Goal: Copy nothing but the text: repeat each entry exactly and drop the images.

Task data:

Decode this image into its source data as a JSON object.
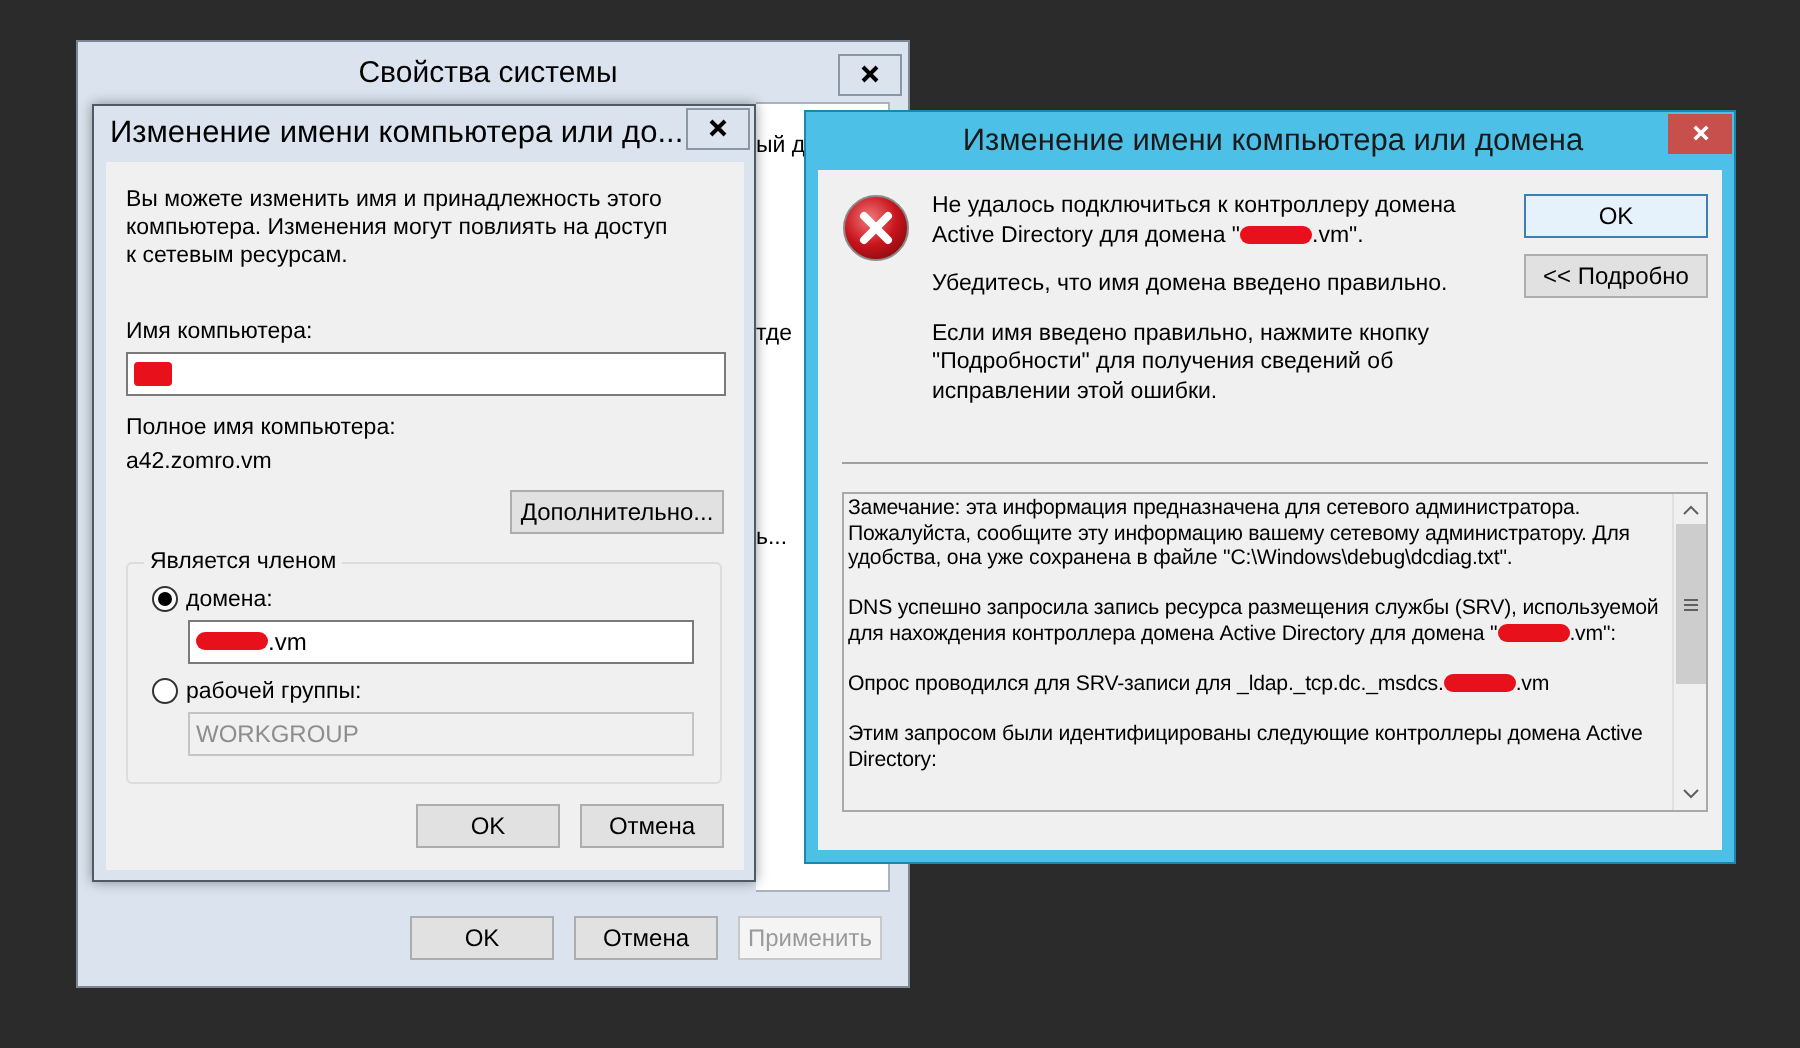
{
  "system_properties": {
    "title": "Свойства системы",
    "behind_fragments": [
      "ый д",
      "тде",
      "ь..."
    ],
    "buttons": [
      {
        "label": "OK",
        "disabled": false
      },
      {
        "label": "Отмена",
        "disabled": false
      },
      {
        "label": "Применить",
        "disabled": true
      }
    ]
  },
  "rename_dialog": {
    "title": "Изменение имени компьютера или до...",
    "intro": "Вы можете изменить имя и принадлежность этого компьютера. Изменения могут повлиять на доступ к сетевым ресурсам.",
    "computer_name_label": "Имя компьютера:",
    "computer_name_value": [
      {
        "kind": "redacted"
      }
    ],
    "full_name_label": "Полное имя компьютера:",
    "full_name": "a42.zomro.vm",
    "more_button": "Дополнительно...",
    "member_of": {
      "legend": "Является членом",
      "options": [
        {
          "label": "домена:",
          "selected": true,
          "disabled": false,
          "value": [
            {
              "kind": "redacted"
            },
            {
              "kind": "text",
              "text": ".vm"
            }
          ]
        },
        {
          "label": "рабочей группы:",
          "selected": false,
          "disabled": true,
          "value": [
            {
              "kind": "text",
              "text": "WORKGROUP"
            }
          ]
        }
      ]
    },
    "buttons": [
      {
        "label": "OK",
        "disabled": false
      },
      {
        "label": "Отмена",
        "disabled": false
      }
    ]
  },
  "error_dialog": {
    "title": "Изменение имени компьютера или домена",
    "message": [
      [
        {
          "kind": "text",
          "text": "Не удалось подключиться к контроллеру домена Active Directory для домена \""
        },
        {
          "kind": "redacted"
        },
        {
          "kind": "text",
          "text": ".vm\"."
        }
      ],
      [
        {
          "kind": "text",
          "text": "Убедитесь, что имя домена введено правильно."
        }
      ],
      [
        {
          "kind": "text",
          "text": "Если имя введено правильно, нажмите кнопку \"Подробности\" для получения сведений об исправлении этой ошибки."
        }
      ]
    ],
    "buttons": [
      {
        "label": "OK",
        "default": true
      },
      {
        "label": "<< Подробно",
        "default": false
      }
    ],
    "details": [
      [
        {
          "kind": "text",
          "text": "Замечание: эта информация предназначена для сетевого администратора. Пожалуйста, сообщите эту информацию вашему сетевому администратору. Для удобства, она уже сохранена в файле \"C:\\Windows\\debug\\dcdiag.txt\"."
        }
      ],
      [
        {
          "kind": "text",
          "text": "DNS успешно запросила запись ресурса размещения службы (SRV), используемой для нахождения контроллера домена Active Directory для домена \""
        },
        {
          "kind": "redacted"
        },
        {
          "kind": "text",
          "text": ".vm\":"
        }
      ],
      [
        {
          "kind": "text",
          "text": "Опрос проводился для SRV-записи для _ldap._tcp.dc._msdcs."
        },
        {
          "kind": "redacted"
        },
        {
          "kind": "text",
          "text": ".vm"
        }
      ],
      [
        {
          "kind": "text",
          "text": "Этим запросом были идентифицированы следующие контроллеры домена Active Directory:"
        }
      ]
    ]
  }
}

Exercise answer:
Decode this image into its source data as a JSON object.
{
  "system_properties": {
    "title": "Свойства системы",
    "behind_fragments": [
      "ый д",
      "тде",
      "ь..."
    ],
    "buttons": [
      {
        "label": "OK",
        "disabled": false
      },
      {
        "label": "Отмена",
        "disabled": false
      },
      {
        "label": "Применить",
        "disabled": true
      }
    ]
  },
  "rename_dialog": {
    "title": "Изменение имени компьютера или до...",
    "intro": "Вы можете изменить имя и принадлежность этого компьютера. Изменения могут повлиять на доступ к сетевым ресурсам.",
    "computer_name_label": "Имя компьютера:",
    "computer_name_value": [
      {
        "kind": "redacted"
      }
    ],
    "full_name_label": "Полное имя компьютера:",
    "full_name": "a42.zomro.vm",
    "more_button": "Дополнительно...",
    "member_of": {
      "legend": "Является членом",
      "options": [
        {
          "label": "домена:",
          "selected": true,
          "disabled": false,
          "value": [
            {
              "kind": "redacted"
            },
            {
              "kind": "text",
              "text": ".vm"
            }
          ]
        },
        {
          "label": "рабочей группы:",
          "selected": false,
          "disabled": true,
          "value": [
            {
              "kind": "text",
              "text": "WORKGROUP"
            }
          ]
        }
      ]
    },
    "buttons": [
      {
        "label": "OK",
        "disabled": false
      },
      {
        "label": "Отмена",
        "disabled": false
      }
    ]
  },
  "error_dialog": {
    "title": "Изменение имени компьютера или домена",
    "message": [
      [
        {
          "kind": "text",
          "text": "Не удалось подключиться к контроллеру домена Active Directory для домена \""
        },
        {
          "kind": "redacted"
        },
        {
          "kind": "text",
          "text": ".vm\"."
        }
      ],
      [
        {
          "kind": "text",
          "text": "Убедитесь, что имя домена введено правильно."
        }
      ],
      [
        {
          "kind": "text",
          "text": "Если имя введено правильно, нажмите кнопку \"Подробности\" для получения сведений об исправлении этой ошибки."
        }
      ]
    ],
    "buttons": [
      {
        "label": "OK",
        "default": true
      },
      {
        "label": "<< Подробно",
        "default": false
      }
    ],
    "details": [
      [
        {
          "kind": "text",
          "text": "Замечание: эта информация предназначена для сетевого администратора. Пожалуйста, сообщите эту информацию вашему сетевому администратору. Для удобства, она уже сохранена в файле \"C:\\Windows\\debug\\dcdiag.txt\"."
        }
      ],
      [
        {
          "kind": "text",
          "text": "DNS успешно запросила запись ресурса размещения службы (SRV), используемой для нахождения контроллера домена Active Directory для домена \""
        },
        {
          "kind": "redacted"
        },
        {
          "kind": "text",
          "text": ".vm\":"
        }
      ],
      [
        {
          "kind": "text",
          "text": "Опрос проводился для SRV-записи для _ldap._tcp.dc._msdcs."
        },
        {
          "kind": "redacted"
        },
        {
          "kind": "text",
          "text": ".vm"
        }
      ],
      [
        {
          "kind": "text",
          "text": "Этим запросом были идентифицированы следующие контроллеры домена Active Directory:"
        }
      ]
    ]
  }
}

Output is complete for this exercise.